_Task goal_.
Return all the entries exactly, keeping pictures out.
-------
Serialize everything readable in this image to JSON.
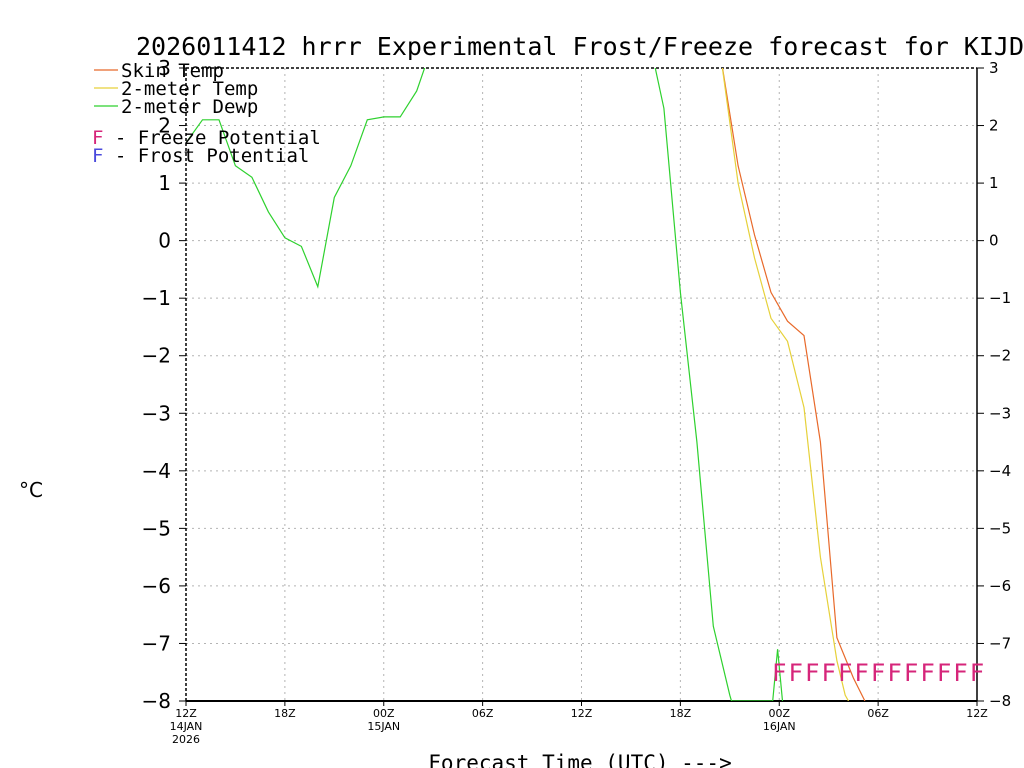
{
  "chart_data": {
    "type": "line",
    "title": "2026011412 hrrr Experimental Frost/Freeze forecast for KIJD",
    "xlabel": "Forecast Time (UTC) --->",
    "ylabel": "°C",
    "ylim": [
      -8,
      3
    ],
    "xlim": [
      0,
      48
    ],
    "yticks": [
      3,
      2,
      1,
      0,
      -1,
      -2,
      -3,
      -4,
      -5,
      -6,
      -7,
      -8
    ],
    "ytick_labels": [
      "3",
      "2",
      "1",
      "0",
      "−1",
      "−2",
      "−3",
      "−4",
      "−5",
      "−6",
      "−7",
      "−8"
    ],
    "xticks": [
      {
        "x": 0,
        "label": "12Z",
        "date1": "14JAN",
        "date2": "2026"
      },
      {
        "x": 6,
        "label": "18Z",
        "date1": "",
        "date2": ""
      },
      {
        "x": 12,
        "label": "00Z",
        "date1": "15JAN",
        "date2": ""
      },
      {
        "x": 18,
        "label": "06Z",
        "date1": "",
        "date2": ""
      },
      {
        "x": 24,
        "label": "12Z",
        "date1": "",
        "date2": ""
      },
      {
        "x": 30,
        "label": "18Z",
        "date1": "",
        "date2": ""
      },
      {
        "x": 36,
        "label": "00Z",
        "date1": "16JAN",
        "date2": ""
      },
      {
        "x": 42,
        "label": "06Z",
        "date1": "",
        "date2": ""
      },
      {
        "x": 48,
        "label": "12Z",
        "date1": "",
        "date2": ""
      }
    ],
    "series": [
      {
        "name": "Skin Temp",
        "color": "#e8692a",
        "points": [
          [
            32.5,
            3.1
          ],
          [
            33.5,
            1.3
          ],
          [
            34.5,
            0.1
          ],
          [
            35.5,
            -0.9
          ],
          [
            36.5,
            -1.4
          ],
          [
            37.5,
            -1.65
          ],
          [
            38.5,
            -3.5
          ],
          [
            39.5,
            -6.9
          ],
          [
            40.5,
            -7.6
          ],
          [
            41.2,
            -8.0
          ]
        ]
      },
      {
        "name": "2-meter Temp",
        "color": "#e6d13a",
        "points": [
          [
            32.5,
            3.1
          ],
          [
            33.5,
            1.0
          ],
          [
            34.5,
            -0.3
          ],
          [
            35.5,
            -1.35
          ],
          [
            36.5,
            -1.75
          ],
          [
            37.5,
            -2.9
          ],
          [
            38.5,
            -5.5
          ],
          [
            39.5,
            -7.3
          ],
          [
            40.0,
            -7.9
          ],
          [
            40.2,
            -8.0
          ]
        ]
      },
      {
        "name": "2-meter Dewp",
        "color": "#2ed12e",
        "points": [
          [
            0,
            1.7
          ],
          [
            1,
            2.1
          ],
          [
            2,
            2.1
          ],
          [
            3,
            1.3
          ],
          [
            4,
            1.1
          ],
          [
            5,
            0.5
          ],
          [
            6,
            0.05
          ],
          [
            7,
            -0.1
          ],
          [
            8,
            -0.8
          ],
          [
            9,
            0.75
          ],
          [
            10,
            1.3
          ],
          [
            11,
            2.1
          ],
          [
            12,
            2.15
          ],
          [
            13,
            2.15
          ],
          [
            14,
            2.6
          ],
          [
            14.6,
            3.1
          ],
          [
            28.4,
            3.1
          ],
          [
            29,
            2.3
          ],
          [
            30,
            -0.9
          ],
          [
            31,
            -3.5
          ],
          [
            32,
            -6.7
          ],
          [
            33,
            -7.9
          ],
          [
            33.1,
            -8.0
          ],
          [
            35.6,
            -8.0
          ],
          [
            35.9,
            -7.1
          ],
          [
            36.2,
            -8.0
          ]
        ]
      }
    ],
    "legend": [
      {
        "label": "Skin Temp",
        "color": "#e8692a"
      },
      {
        "label": "2-meter Temp",
        "color": "#e6d13a"
      },
      {
        "label": "2-meter Dewp",
        "color": "#2ed12e"
      }
    ],
    "potential_legend": [
      {
        "symbol": "F",
        "label": " - Freeze Potential",
        "color": "#d6257a"
      },
      {
        "symbol": "F",
        "label": " - Frost Potential",
        "color": "#4a4adc"
      }
    ],
    "freeze_markers": {
      "symbol": "F",
      "color": "#d6257a",
      "y": -7.5,
      "x_values": [
        36,
        37,
        38,
        39,
        40,
        41,
        42,
        43,
        44,
        45,
        46,
        47,
        48
      ]
    }
  }
}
-------
_Full response_.
Serialize everything readable in this image to JSON.
{
  "chart_data": {
    "type": "line",
    "title": "2026011412 hrrr Experimental Frost/Freeze forecast for KIJD",
    "xlabel": "Forecast Time (UTC) --->",
    "ylabel": "°C",
    "ylim": [
      -8,
      3
    ],
    "xlim": [
      0,
      48
    ],
    "yticks": [
      3,
      2,
      1,
      0,
      -1,
      -2,
      -3,
      -4,
      -5,
      -6,
      -7,
      -8
    ],
    "ytick_labels": [
      "3",
      "2",
      "1",
      "0",
      "−1",
      "−2",
      "−3",
      "−4",
      "−5",
      "−6",
      "−7",
      "−8"
    ],
    "xticks": [
      {
        "x": 0,
        "label": "12Z",
        "date1": "14JAN",
        "date2": "2026"
      },
      {
        "x": 6,
        "label": "18Z",
        "date1": "",
        "date2": ""
      },
      {
        "x": 12,
        "label": "00Z",
        "date1": "15JAN",
        "date2": ""
      },
      {
        "x": 18,
        "label": "06Z",
        "date1": "",
        "date2": ""
      },
      {
        "x": 24,
        "label": "12Z",
        "date1": "",
        "date2": ""
      },
      {
        "x": 30,
        "label": "18Z",
        "date1": "",
        "date2": ""
      },
      {
        "x": 36,
        "label": "00Z",
        "date1": "16JAN",
        "date2": ""
      },
      {
        "x": 42,
        "label": "06Z",
        "date1": "",
        "date2": ""
      },
      {
        "x": 48,
        "label": "12Z",
        "date1": "",
        "date2": ""
      }
    ],
    "series": [
      {
        "name": "Skin Temp",
        "color": "#e8692a",
        "points": [
          [
            32.5,
            3.1
          ],
          [
            33.5,
            1.3
          ],
          [
            34.5,
            0.1
          ],
          [
            35.5,
            -0.9
          ],
          [
            36.5,
            -1.4
          ],
          [
            37.5,
            -1.65
          ],
          [
            38.5,
            -3.5
          ],
          [
            39.5,
            -6.9
          ],
          [
            40.5,
            -7.6
          ],
          [
            41.2,
            -8.0
          ]
        ]
      },
      {
        "name": "2-meter Temp",
        "color": "#e6d13a",
        "points": [
          [
            32.5,
            3.1
          ],
          [
            33.5,
            1.0
          ],
          [
            34.5,
            -0.3
          ],
          [
            35.5,
            -1.35
          ],
          [
            36.5,
            -1.75
          ],
          [
            37.5,
            -2.9
          ],
          [
            38.5,
            -5.5
          ],
          [
            39.5,
            -7.3
          ],
          [
            40.0,
            -7.9
          ],
          [
            40.2,
            -8.0
          ]
        ]
      },
      {
        "name": "2-meter Dewp",
        "color": "#2ed12e",
        "points": [
          [
            0,
            1.7
          ],
          [
            1,
            2.1
          ],
          [
            2,
            2.1
          ],
          [
            3,
            1.3
          ],
          [
            4,
            1.1
          ],
          [
            5,
            0.5
          ],
          [
            6,
            0.05
          ],
          [
            7,
            -0.1
          ],
          [
            8,
            -0.8
          ],
          [
            9,
            0.75
          ],
          [
            10,
            1.3
          ],
          [
            11,
            2.1
          ],
          [
            12,
            2.15
          ],
          [
            13,
            2.15
          ],
          [
            14,
            2.6
          ],
          [
            14.6,
            3.1
          ],
          [
            28.4,
            3.1
          ],
          [
            29,
            2.3
          ],
          [
            30,
            -0.9
          ],
          [
            31,
            -3.5
          ],
          [
            32,
            -6.7
          ],
          [
            33,
            -7.9
          ],
          [
            33.1,
            -8.0
          ],
          [
            35.6,
            -8.0
          ],
          [
            35.9,
            -7.1
          ],
          [
            36.2,
            -8.0
          ]
        ]
      }
    ],
    "legend": [
      {
        "label": "Skin Temp",
        "color": "#e8692a"
      },
      {
        "label": "2-meter Temp",
        "color": "#e6d13a"
      },
      {
        "label": "2-meter Dewp",
        "color": "#2ed12e"
      }
    ],
    "potential_legend": [
      {
        "symbol": "F",
        "label": " - Freeze Potential",
        "color": "#d6257a"
      },
      {
        "symbol": "F",
        "label": " - Frost Potential",
        "color": "#4a4adc"
      }
    ],
    "freeze_markers": {
      "symbol": "F",
      "color": "#d6257a",
      "y": -7.5,
      "x_values": [
        36,
        37,
        38,
        39,
        40,
        41,
        42,
        43,
        44,
        45,
        46,
        47,
        48
      ]
    }
  }
}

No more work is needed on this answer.